● Goal
Extract from the listing each line in which the word "JSON" appears.

● Figure contents as structured data
********
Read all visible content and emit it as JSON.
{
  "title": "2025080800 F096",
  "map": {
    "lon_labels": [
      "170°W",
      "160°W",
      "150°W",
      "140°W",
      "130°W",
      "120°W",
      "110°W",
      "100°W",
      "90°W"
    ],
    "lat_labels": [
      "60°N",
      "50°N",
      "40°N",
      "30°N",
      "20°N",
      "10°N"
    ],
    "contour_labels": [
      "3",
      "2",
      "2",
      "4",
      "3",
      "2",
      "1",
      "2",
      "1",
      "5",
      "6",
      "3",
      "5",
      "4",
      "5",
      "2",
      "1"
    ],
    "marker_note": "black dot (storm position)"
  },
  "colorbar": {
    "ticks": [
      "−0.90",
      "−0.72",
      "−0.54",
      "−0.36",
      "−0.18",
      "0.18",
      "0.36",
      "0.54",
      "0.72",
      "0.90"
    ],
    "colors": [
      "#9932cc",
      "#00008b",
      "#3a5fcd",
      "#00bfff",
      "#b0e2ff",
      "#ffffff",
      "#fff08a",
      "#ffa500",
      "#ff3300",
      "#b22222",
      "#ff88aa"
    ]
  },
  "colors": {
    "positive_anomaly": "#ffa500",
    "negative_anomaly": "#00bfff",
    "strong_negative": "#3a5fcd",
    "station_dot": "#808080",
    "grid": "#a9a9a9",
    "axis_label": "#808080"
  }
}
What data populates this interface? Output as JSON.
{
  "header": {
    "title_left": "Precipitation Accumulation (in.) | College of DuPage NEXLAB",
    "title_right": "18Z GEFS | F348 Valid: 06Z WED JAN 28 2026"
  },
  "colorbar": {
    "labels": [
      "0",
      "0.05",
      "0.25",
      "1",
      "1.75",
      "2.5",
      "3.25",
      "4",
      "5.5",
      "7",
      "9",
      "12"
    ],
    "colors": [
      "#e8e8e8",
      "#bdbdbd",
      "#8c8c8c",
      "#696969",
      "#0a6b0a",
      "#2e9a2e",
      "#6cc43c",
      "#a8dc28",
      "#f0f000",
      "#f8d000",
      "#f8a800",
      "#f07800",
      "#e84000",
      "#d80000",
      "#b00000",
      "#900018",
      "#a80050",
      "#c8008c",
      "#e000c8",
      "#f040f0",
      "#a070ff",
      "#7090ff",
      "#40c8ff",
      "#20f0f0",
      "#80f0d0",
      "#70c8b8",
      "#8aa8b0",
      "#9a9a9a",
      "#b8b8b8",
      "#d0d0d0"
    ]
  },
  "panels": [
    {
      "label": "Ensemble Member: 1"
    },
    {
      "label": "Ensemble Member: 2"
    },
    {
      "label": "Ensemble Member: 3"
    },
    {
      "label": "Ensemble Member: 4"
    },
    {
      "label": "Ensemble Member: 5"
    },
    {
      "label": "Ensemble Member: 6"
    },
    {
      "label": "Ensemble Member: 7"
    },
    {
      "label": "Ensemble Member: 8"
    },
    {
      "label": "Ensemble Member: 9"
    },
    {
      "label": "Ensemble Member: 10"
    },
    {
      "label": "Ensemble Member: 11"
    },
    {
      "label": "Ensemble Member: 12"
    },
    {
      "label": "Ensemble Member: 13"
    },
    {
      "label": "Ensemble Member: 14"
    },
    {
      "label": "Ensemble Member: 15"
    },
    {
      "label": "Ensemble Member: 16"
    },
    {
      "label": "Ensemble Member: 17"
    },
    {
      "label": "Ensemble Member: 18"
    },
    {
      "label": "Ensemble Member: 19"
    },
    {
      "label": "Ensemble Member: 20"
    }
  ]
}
********
● Solution for this task
Read all visible content and emit it as JSON.
What data populates this interface? Output as JSON.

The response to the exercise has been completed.